Dataset excerpt
========================================================================
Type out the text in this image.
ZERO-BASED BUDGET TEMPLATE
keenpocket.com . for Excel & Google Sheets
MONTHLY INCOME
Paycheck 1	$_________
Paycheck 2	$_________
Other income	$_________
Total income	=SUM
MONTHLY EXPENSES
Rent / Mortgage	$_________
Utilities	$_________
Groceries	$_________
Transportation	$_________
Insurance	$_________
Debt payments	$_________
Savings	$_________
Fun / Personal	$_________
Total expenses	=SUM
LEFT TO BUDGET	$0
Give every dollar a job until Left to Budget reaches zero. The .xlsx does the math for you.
========================================================================
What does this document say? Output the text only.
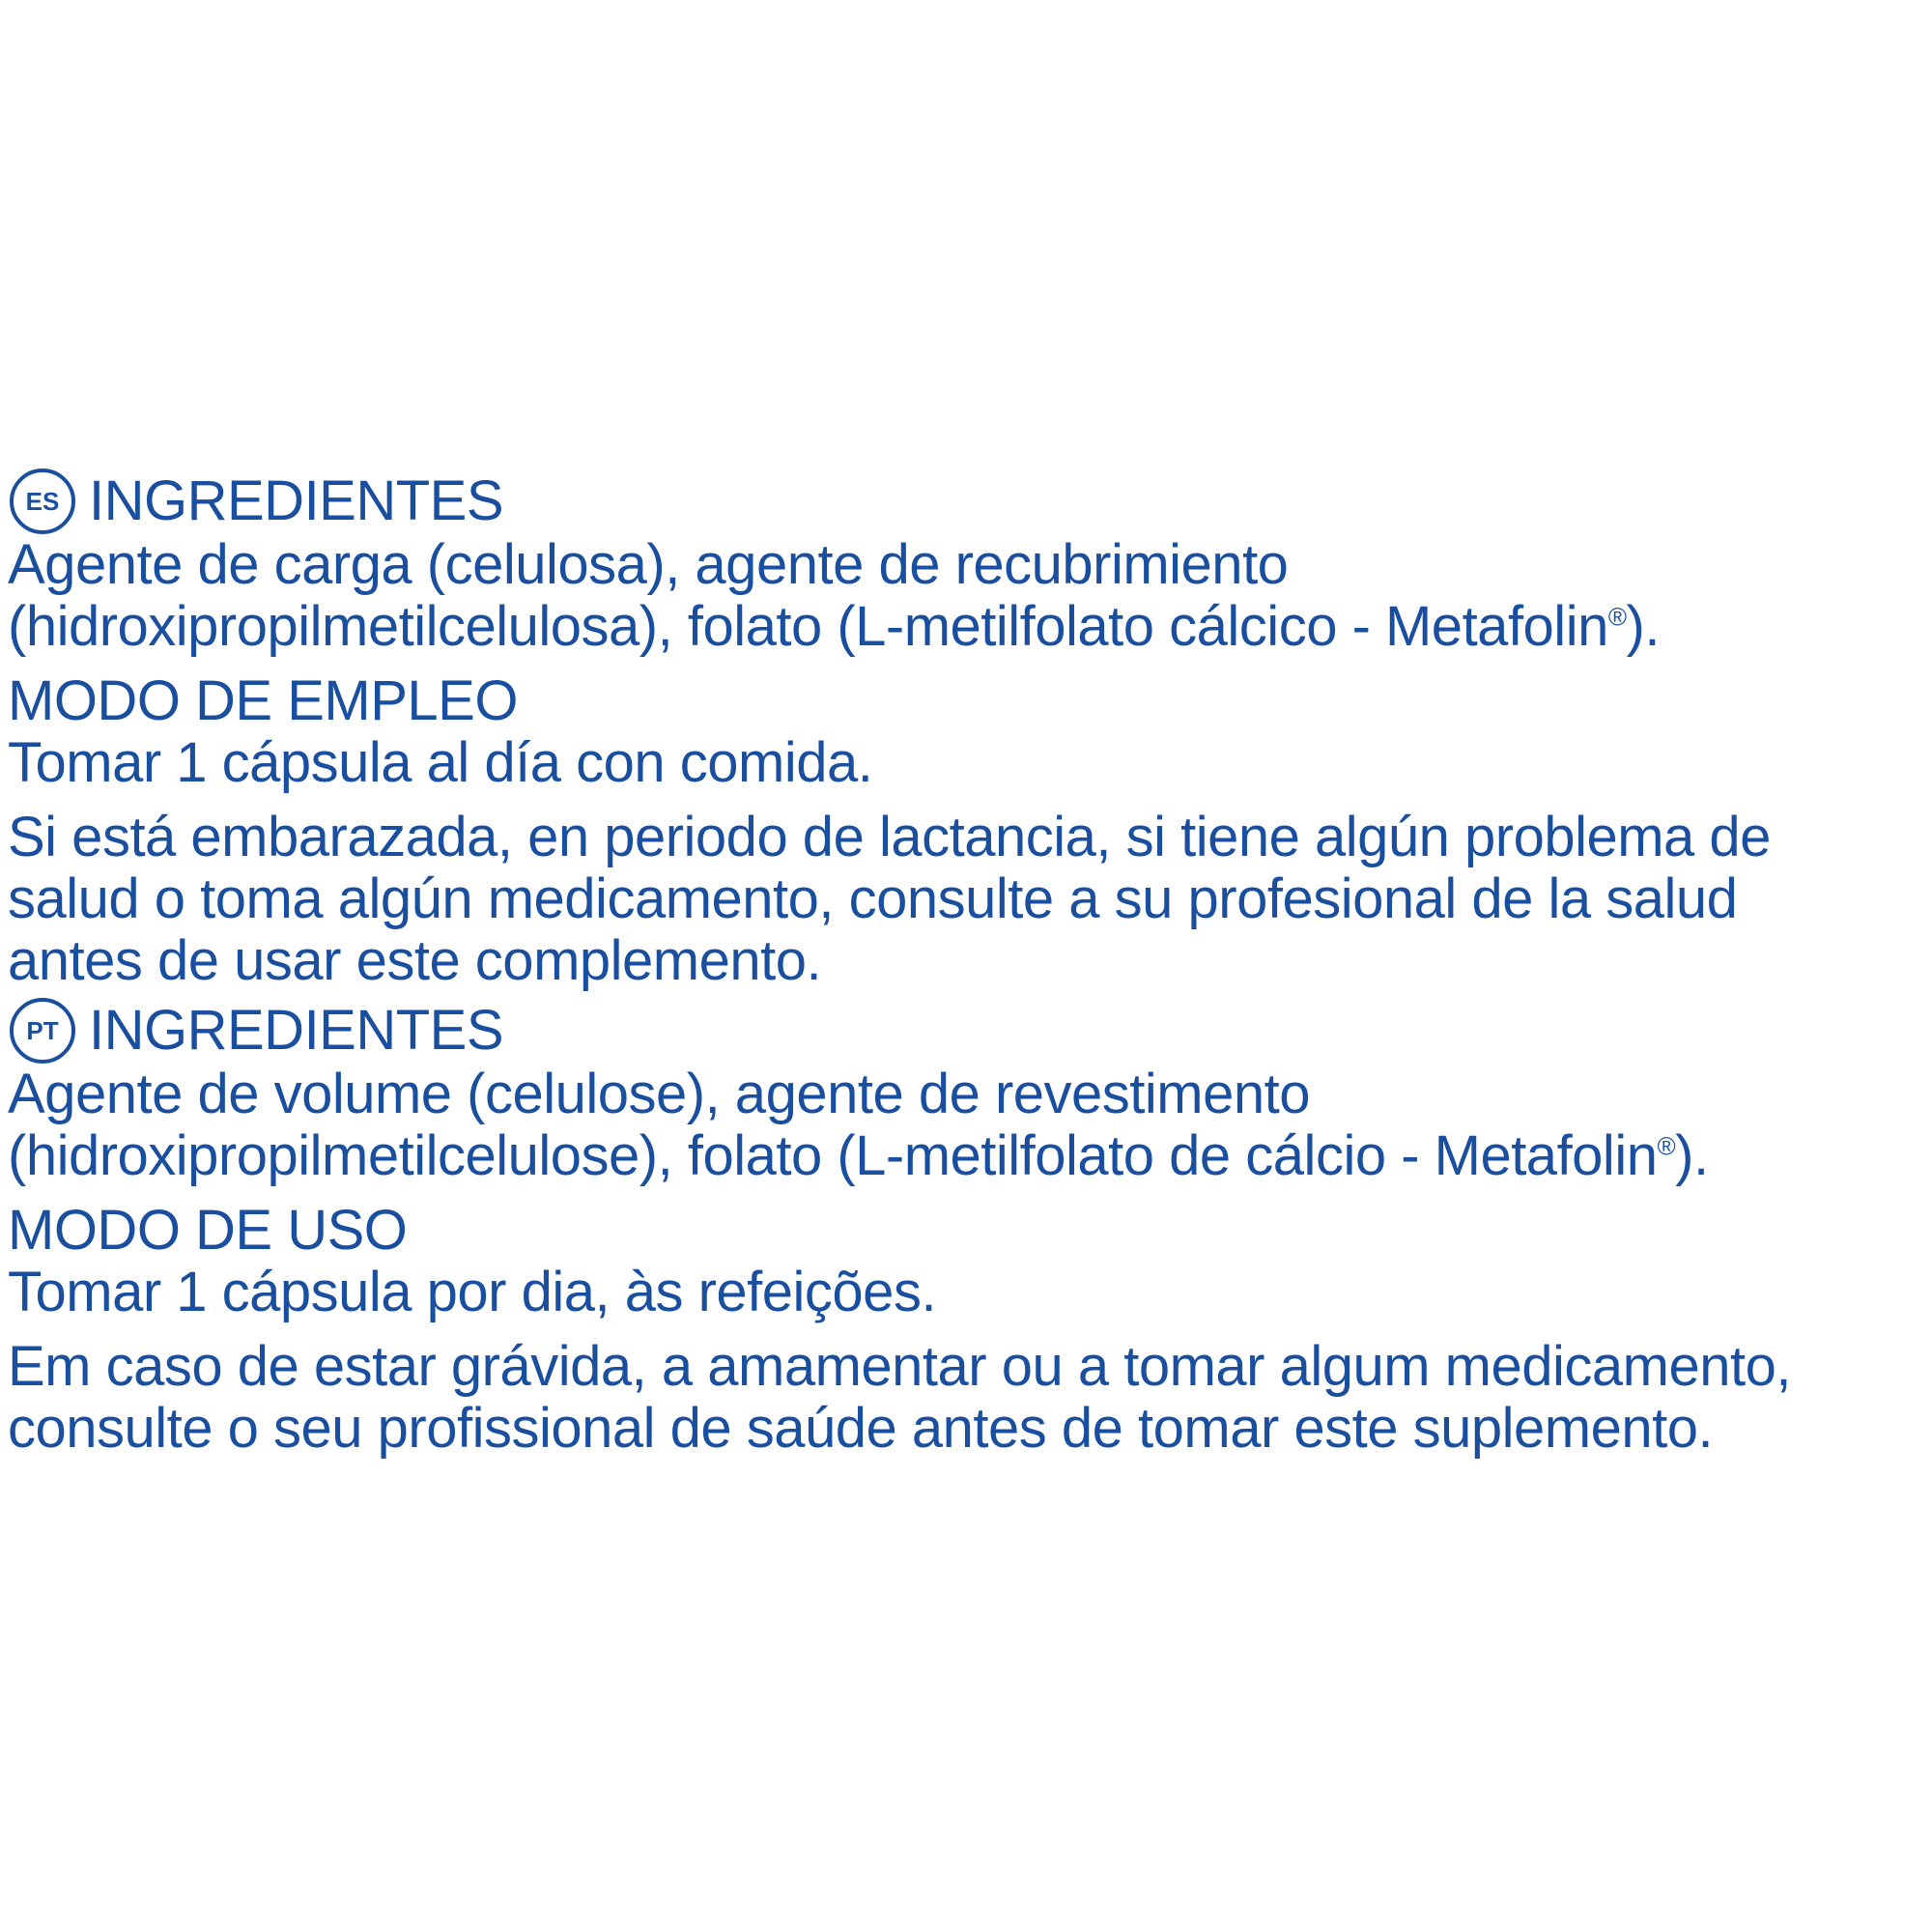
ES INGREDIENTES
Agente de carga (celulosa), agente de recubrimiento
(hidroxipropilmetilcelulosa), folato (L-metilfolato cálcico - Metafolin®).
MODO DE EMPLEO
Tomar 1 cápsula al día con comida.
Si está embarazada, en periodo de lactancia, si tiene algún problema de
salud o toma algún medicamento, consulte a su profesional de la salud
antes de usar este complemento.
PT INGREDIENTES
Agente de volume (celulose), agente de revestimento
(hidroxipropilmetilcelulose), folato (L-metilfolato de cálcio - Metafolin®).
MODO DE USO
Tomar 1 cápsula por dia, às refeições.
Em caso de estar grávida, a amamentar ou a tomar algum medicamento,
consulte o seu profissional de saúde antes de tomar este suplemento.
========================================================================
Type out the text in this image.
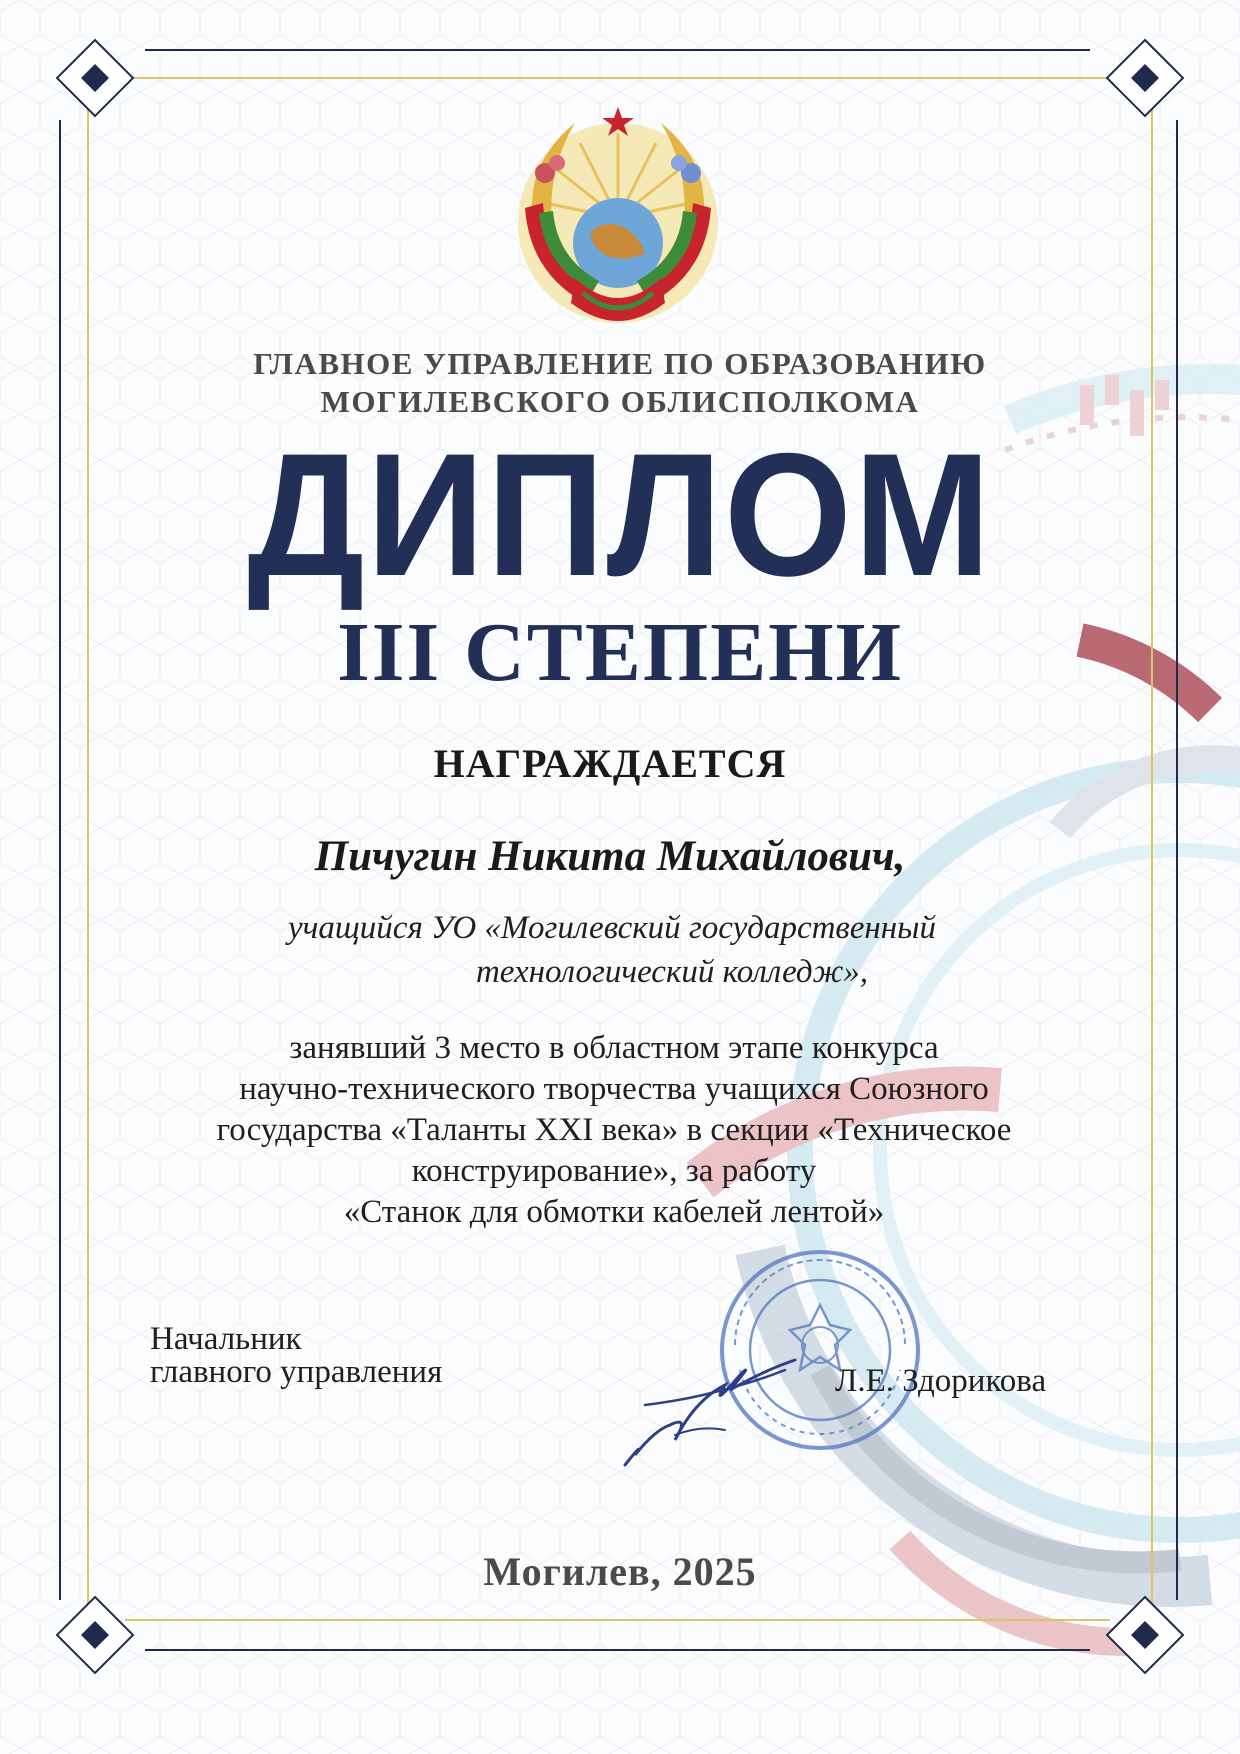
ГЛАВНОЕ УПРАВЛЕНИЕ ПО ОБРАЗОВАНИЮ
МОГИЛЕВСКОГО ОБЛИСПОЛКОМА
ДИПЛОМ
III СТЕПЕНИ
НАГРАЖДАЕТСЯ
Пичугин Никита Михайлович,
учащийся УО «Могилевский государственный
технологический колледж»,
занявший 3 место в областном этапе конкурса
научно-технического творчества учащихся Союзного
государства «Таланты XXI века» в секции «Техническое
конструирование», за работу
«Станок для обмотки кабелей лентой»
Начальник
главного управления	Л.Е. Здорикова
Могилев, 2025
========================================================================
In the material above, find the lines that contain "cápsula" and show them.

__Solved exercise__
Tomar 1 cápsula al día con comida.
Tomar 1 cápsula por dia, às refeições.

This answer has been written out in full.